***** MATERIAL SHOWN
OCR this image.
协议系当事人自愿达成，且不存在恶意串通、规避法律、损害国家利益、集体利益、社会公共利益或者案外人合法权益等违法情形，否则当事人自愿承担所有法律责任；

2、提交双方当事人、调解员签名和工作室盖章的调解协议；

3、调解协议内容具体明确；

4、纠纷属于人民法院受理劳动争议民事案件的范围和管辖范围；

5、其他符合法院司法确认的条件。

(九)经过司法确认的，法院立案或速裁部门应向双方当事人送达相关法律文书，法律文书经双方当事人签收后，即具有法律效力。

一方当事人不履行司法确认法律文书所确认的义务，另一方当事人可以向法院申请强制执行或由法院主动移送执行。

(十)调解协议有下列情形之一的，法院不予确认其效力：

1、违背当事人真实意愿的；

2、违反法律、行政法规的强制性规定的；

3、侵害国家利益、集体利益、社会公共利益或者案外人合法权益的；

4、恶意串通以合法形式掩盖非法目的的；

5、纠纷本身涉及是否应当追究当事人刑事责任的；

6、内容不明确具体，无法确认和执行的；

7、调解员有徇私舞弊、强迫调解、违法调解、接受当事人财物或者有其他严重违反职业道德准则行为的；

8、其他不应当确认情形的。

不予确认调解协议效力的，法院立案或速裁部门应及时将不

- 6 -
**********
WHAT IS REQUIRED
Reproduce the data shown above exactly.

TASK RESULT
OCR this image.
协议系当事人自愿达成，且不存在恶意串通、规避法律、损害国家利益、集体利益、社会公共利益或者案外人合法权益等违法情形，否则当事人自愿承担所有法律责任；

2、提交双方当事人、调解员签名和工作室盖章的调解协议；

3、调解协议内容具体明确；

4、纠纷属于人民法院受理劳动争议民事案件的范围和管辖范围；

5、其他符合法院司法确认的条件。

(九)经过司法确认的，法院立案或速裁部门应向双方当事人送达相关法律文书，法律文书经双方当事人签收后，即具有法律效力。

一方当事人不履行司法确认法律文书所确认的义务，另一方当事人可以向法院申请强制执行或由法院主动移送执行。

(十)调解协议有下列情形之一的，法院不予确认其效力：

1、违背当事人真实意愿的；

2、违反法律、行政法规的强制性规定的；

3、侵害国家利益、集体利益、社会公共利益或者案外人合法权益的；

4、恶意串通以合法形式掩盖非法目的的；

5、纠纷本身涉及是否应当追究当事人刑事责任的；

6、内容不明确具体，无法确认和执行的；

7、调解员有徇私舞弊、强迫调解、违法调解、接受当事人财物或者有其他严重违反职业道德准则行为的；

8、其他不应当确认情形的。

不予确认调解协议效力的，法院立案或速裁部门应及时将不

- 6 -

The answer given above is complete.